▶ **Exercise objective**:
Quote the whole listing exactly. Leave the pictures out of your copy.
⁂
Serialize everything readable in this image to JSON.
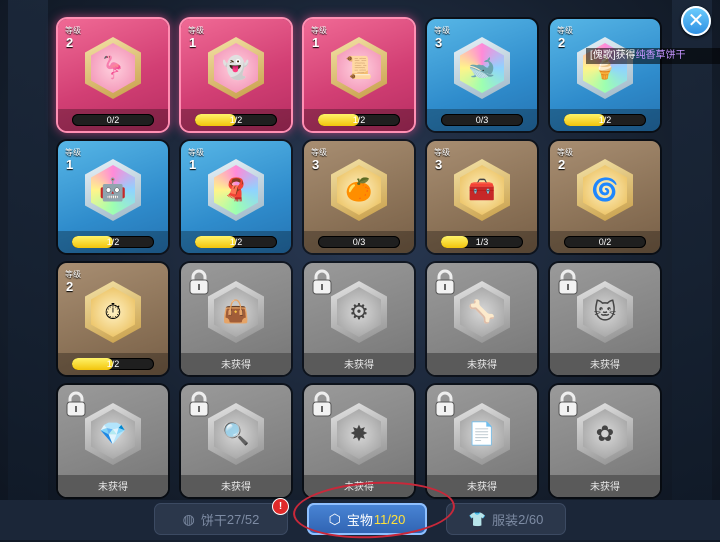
{
  "notice": {
    "prefix": "[",
    "name": "傀歌",
    "mid": "]获得",
    "item": "纯香草饼干"
  },
  "lock_label": "未获得",
  "level_caption": "等级",
  "cards": [
    {
      "rarity": "red",
      "level": "2",
      "icon": "flamingo-icon",
      "glyph": "🦩",
      "progress": "0/2",
      "fill": 0
    },
    {
      "rarity": "red",
      "level": "1",
      "icon": "ghost-icon",
      "glyph": "👻",
      "progress": "1/2",
      "fill": 0.5
    },
    {
      "rarity": "red",
      "level": "1",
      "icon": "map-scroll-icon",
      "glyph": "📜",
      "progress": "1/2",
      "fill": 0.5
    },
    {
      "rarity": "blue",
      "level": "3",
      "icon": "whale-icon",
      "glyph": "🐋",
      "progress": "0/3",
      "fill": 0
    },
    {
      "rarity": "blue",
      "level": "2",
      "icon": "ice-cream-icon",
      "glyph": "🍦",
      "progress": "1/2",
      "fill": 0.5
    },
    {
      "rarity": "blue",
      "level": "1",
      "icon": "robot-head-icon",
      "glyph": "🤖",
      "progress": "1/2",
      "fill": 0.5
    },
    {
      "rarity": "blue",
      "level": "1",
      "icon": "cloth-icon",
      "glyph": "🧣",
      "progress": "1/2",
      "fill": 0.5
    },
    {
      "rarity": "brown",
      "level": "3",
      "icon": "orange-slime-icon",
      "glyph": "🍊",
      "progress": "0/3",
      "fill": 0
    },
    {
      "rarity": "brown",
      "level": "3",
      "icon": "treasure-chest-icon",
      "glyph": "🧰",
      "progress": "1/3",
      "fill": 0.333
    },
    {
      "rarity": "brown",
      "level": "2",
      "icon": "purple-roll-icon",
      "glyph": "🌀",
      "progress": "0/2",
      "fill": 0
    },
    {
      "rarity": "brown",
      "level": "2",
      "icon": "pocket-watch-icon",
      "glyph": "⏱",
      "progress": "1/2",
      "fill": 0.5
    },
    {
      "rarity": "gray",
      "locked": true,
      "icon": "bag-icon",
      "glyph": "👜"
    },
    {
      "rarity": "gray",
      "locked": true,
      "icon": "gear-creature-icon",
      "glyph": "⚙"
    },
    {
      "rarity": "gray",
      "locked": true,
      "icon": "bone-icon",
      "glyph": "🦴"
    },
    {
      "rarity": "gray",
      "locked": true,
      "icon": "cat-mask-icon",
      "glyph": "🐱"
    },
    {
      "rarity": "gray",
      "locked": true,
      "icon": "gem-icon",
      "glyph": "💎"
    },
    {
      "rarity": "gray",
      "locked": true,
      "icon": "magnifier-icon",
      "glyph": "🔍"
    },
    {
      "rarity": "gray",
      "locked": true,
      "icon": "splash-icon",
      "glyph": "✸"
    },
    {
      "rarity": "gray",
      "locked": true,
      "icon": "scroll-document-icon",
      "glyph": "📄"
    },
    {
      "rarity": "gray",
      "locked": true,
      "icon": "flower-badge-icon",
      "glyph": "✿"
    }
  ],
  "tabs": {
    "cookies": {
      "label": "饼干",
      "count": "27/52",
      "icon": "cookie-icon"
    },
    "treasures": {
      "label": "宝物",
      "count": "11/20",
      "icon": "treasure-hex-icon"
    },
    "costumes": {
      "label": "服装",
      "count": "2/60",
      "icon": "shirt-icon"
    }
  },
  "badge": "!",
  "close_glyph": "✕",
  "colors": {
    "highlight": "#c795ff",
    "count_highlight": "#ffe03a",
    "annotation_circle": "#c9283a"
  }
}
⁂
▶ **Task response**:
Serialize everything readable in this image to JSON.
{
  "notice": {
    "prefix": "[",
    "name": "傀歌",
    "mid": "]获得",
    "item": "纯香草饼干"
  },
  "lock_label": "未获得",
  "level_caption": "等级",
  "cards": [
    {
      "rarity": "red",
      "level": "2",
      "icon": "flamingo-icon",
      "glyph": "🦩",
      "progress": "0/2",
      "fill": 0
    },
    {
      "rarity": "red",
      "level": "1",
      "icon": "ghost-icon",
      "glyph": "👻",
      "progress": "1/2",
      "fill": 0.5
    },
    {
      "rarity": "red",
      "level": "1",
      "icon": "map-scroll-icon",
      "glyph": "📜",
      "progress": "1/2",
      "fill": 0.5
    },
    {
      "rarity": "blue",
      "level": "3",
      "icon": "whale-icon",
      "glyph": "🐋",
      "progress": "0/3",
      "fill": 0
    },
    {
      "rarity": "blue",
      "level": "2",
      "icon": "ice-cream-icon",
      "glyph": "🍦",
      "progress": "1/2",
      "fill": 0.5
    },
    {
      "rarity": "blue",
      "level": "1",
      "icon": "robot-head-icon",
      "glyph": "🤖",
      "progress": "1/2",
      "fill": 0.5
    },
    {
      "rarity": "blue",
      "level": "1",
      "icon": "cloth-icon",
      "glyph": "🧣",
      "progress": "1/2",
      "fill": 0.5
    },
    {
      "rarity": "brown",
      "level": "3",
      "icon": "orange-slime-icon",
      "glyph": "🍊",
      "progress": "0/3",
      "fill": 0
    },
    {
      "rarity": "brown",
      "level": "3",
      "icon": "treasure-chest-icon",
      "glyph": "🧰",
      "progress": "1/3",
      "fill": 0.333
    },
    {
      "rarity": "brown",
      "level": "2",
      "icon": "purple-roll-icon",
      "glyph": "🌀",
      "progress": "0/2",
      "fill": 0
    },
    {
      "rarity": "brown",
      "level": "2",
      "icon": "pocket-watch-icon",
      "glyph": "⏱",
      "progress": "1/2",
      "fill": 0.5
    },
    {
      "rarity": "gray",
      "locked": true,
      "icon": "bag-icon",
      "glyph": "👜"
    },
    {
      "rarity": "gray",
      "locked": true,
      "icon": "gear-creature-icon",
      "glyph": "⚙"
    },
    {
      "rarity": "gray",
      "locked": true,
      "icon": "bone-icon",
      "glyph": "🦴"
    },
    {
      "rarity": "gray",
      "locked": true,
      "icon": "cat-mask-icon",
      "glyph": "🐱"
    },
    {
      "rarity": "gray",
      "locked": true,
      "icon": "gem-icon",
      "glyph": "💎"
    },
    {
      "rarity": "gray",
      "locked": true,
      "icon": "magnifier-icon",
      "glyph": "🔍"
    },
    {
      "rarity": "gray",
      "locked": true,
      "icon": "splash-icon",
      "glyph": "✸"
    },
    {
      "rarity": "gray",
      "locked": true,
      "icon": "scroll-document-icon",
      "glyph": "📄"
    },
    {
      "rarity": "gray",
      "locked": true,
      "icon": "flower-badge-icon",
      "glyph": "✿"
    }
  ],
  "tabs": {
    "cookies": {
      "label": "饼干",
      "count": "27/52",
      "icon": "cookie-icon"
    },
    "treasures": {
      "label": "宝物",
      "count": "11/20",
      "icon": "treasure-hex-icon"
    },
    "costumes": {
      "label": "服装",
      "count": "2/60",
      "icon": "shirt-icon"
    }
  },
  "badge": "!",
  "close_glyph": "✕",
  "colors": {
    "highlight": "#c795ff",
    "count_highlight": "#ffe03a",
    "annotation_circle": "#c9283a"
  }
}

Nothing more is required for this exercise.